• **What you will do**: Make an exact copy of the records, with the pictures left out.

[Records from a data source]
============================================================

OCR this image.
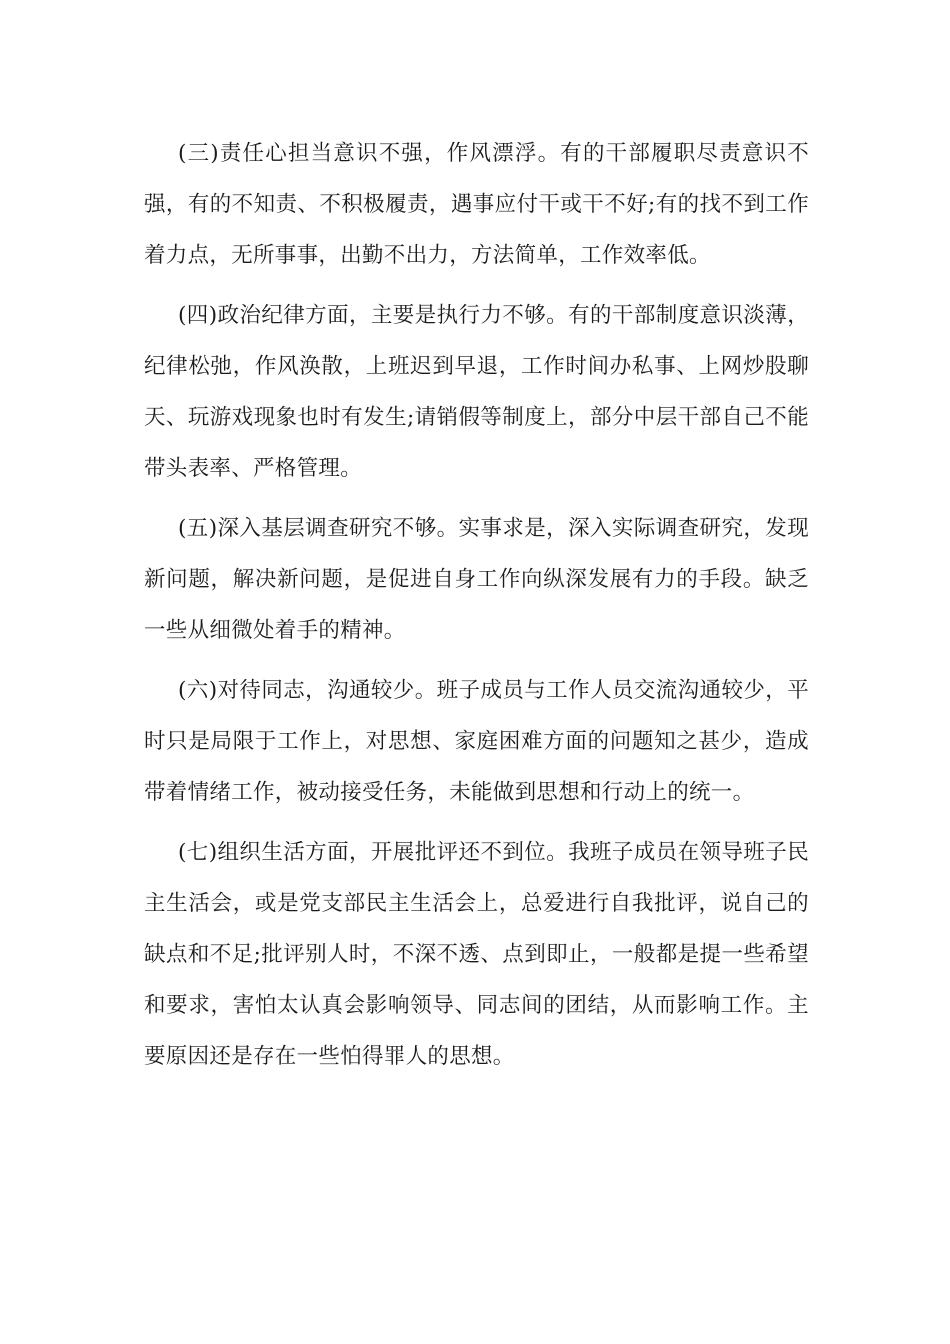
(三)责任心担当意识不强，作风漂浮。有的干部履职尽责意识不强，有的不知责、不积极履责，遇事应付干或干不好;有的找不到工作着力点，无所事事，出勤不出力，方法简单，工作效率低。

(四)政治纪律方面，主要是执行力不够。有的干部制度意识淡薄，纪律松弛，作风涣散，上班迟到早退，工作时间办私事、上网炒股聊天、玩游戏现象也时有发生;请销假等制度上，部分中层干部自己不能带头表率、严格管理。

(五)深入基层调查研究不够。实事求是，深入实际调查研究，发现新问题，解决新问题，是促进自身工作向纵深发展有力的手段。缺乏一些从细微处着手的精神。

(六)对待同志，沟通较少。班子成员与工作人员交流沟通较少，平时只是局限于工作上，对思想、家庭困难方面的问题知之甚少，造成带着情绪工作，被动接受任务，未能做到思想和行动上的统一。

(七)组织生活方面，开展批评还不到位。我班子成员在领导班子民主生活会，或是党支部民主生活会上，总爱进行自我批评，说自己的缺点和不足;批评别人时，不深不透、点到即止，一般都是提一些希望和要求，害怕太认真会影响领导、同志间的团结，从而影响工作。主要原因还是存在一些怕得罪人的思想。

============================================================

• **Task response**:
OCR this image.
(三)责任心担当意识不强，作风漂浮。有的干部履职尽责意识不强，有的不知责、不积极履责，遇事应付干或干不好;有的找不到工作着力点，无所事事，出勤不出力，方法简单，工作效率低。

(四)政治纪律方面，主要是执行力不够。有的干部制度意识淡薄，纪律松弛，作风涣散，上班迟到早退，工作时间办私事、上网炒股聊天、玩游戏现象也时有发生;请销假等制度上，部分中层干部自己不能带头表率、严格管理。

(五)深入基层调查研究不够。实事求是，深入实际调查研究，发现新问题，解决新问题，是促进自身工作向纵深发展有力的手段。缺乏一些从细微处着手的精神。

(六)对待同志，沟通较少。班子成员与工作人员交流沟通较少，平时只是局限于工作上，对思想、家庭困难方面的问题知之甚少，造成带着情绪工作，被动接受任务，未能做到思想和行动上的统一。

(七)组织生活方面，开展批评还不到位。我班子成员在领导班子民主生活会，或是党支部民主生活会上，总爱进行自我批评，说自己的缺点和不足;批评别人时，不深不透、点到即止，一般都是提一些希望和要求，害怕太认真会影响领导、同志间的团结，从而影响工作。主要原因还是存在一些怕得罪人的思想。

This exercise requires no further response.